*Recorded data:*
* begin *

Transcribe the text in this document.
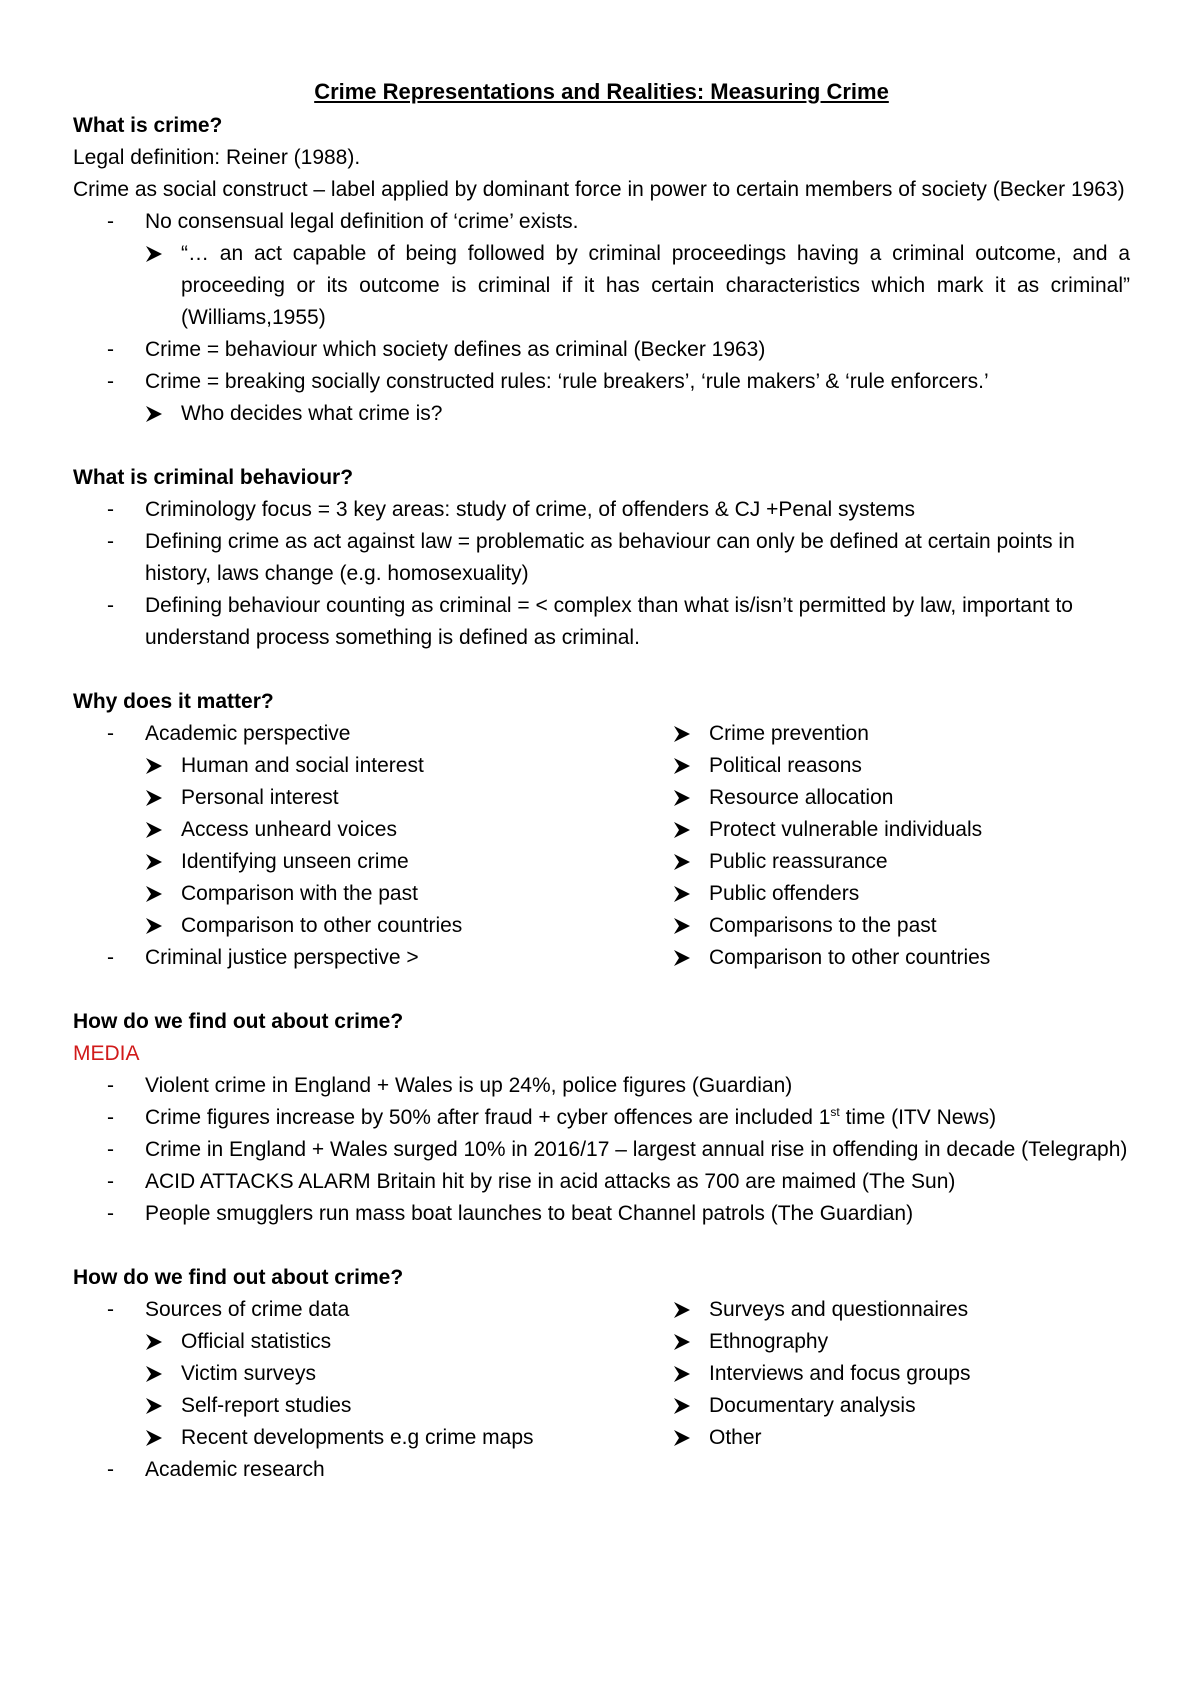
Crime Representations and Realities: Measuring Crime
What is crime?
Legal definition: Reiner (1988).
Crime as social construct – label applied by dominant force in power to certain members of society (Becker 1963)
- No consensual legal definition of ‘crime’ exists.
“… an act capable of being followed by criminal proceedings having a criminal outcome, and a proceeding or its outcome is criminal if it has certain characteristics which mark it as criminal” (Williams,1955)
- Crime = behaviour which society defines as criminal (Becker 1963)
- Crime = breaking socially constructed rules: ‘rule breakers’, ‘rule makers’ & ‘rule enforcers.’
Who decides what crime is?
What is criminal behaviour?
- Criminology focus = 3 key areas: study of crime, of offenders & CJ +Penal systems
- Defining crime as act against law = problematic as behaviour can only be defined at certain points in history, laws change (e.g. homosexuality)
- Defining behaviour counting as criminal = < complex than what is/isn’t permitted by law, important to understand process something is defined as criminal.
Why does it matter?
- Academic perspective
Human and social interest
Personal interest
Access unheard voices
Identifying unseen crime
Comparison with the past
Comparison to other countries
- Criminal justice perspective >
Crime prevention
Political reasons
Resource allocation
Protect vulnerable individuals
Public reassurance
Public offenders
Comparisons to the past
Comparison to other countries
How do we find out about crime?
MEDIA
- Violent crime in England + Wales is up 24%, police figures (Guardian)
- Crime figures increase by 50% after fraud + cyber offences are included 1st time (ITV News)
- Crime in England + Wales surged 10% in 2016/17 – largest annual rise in offending in decade (Telegraph)
- ACID ATTACKS ALARM Britain hit by rise in acid attacks as 700 are maimed (The Sun)
- People smugglers run mass boat launches to beat Channel patrols (The Guardian)
How do we find out about crime?
- Sources of crime data
Official statistics
Victim surveys
Self-report studies
Recent developments e.g crime maps
- Academic research
Surveys and questionnaires
Ethnography
Interviews and focus groups
Documentary analysis
Other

* end *

*Prompt:* Identify and list each line with the word "which".

*Response:*
“… an act capable of being followed by criminal proceedings having a criminal outcome, and a proceeding or its outcome is criminal if it has certain characteristics which mark it as criminal” (Williams,1955)
- Crime = behaviour which society defines as criminal (Becker 1963)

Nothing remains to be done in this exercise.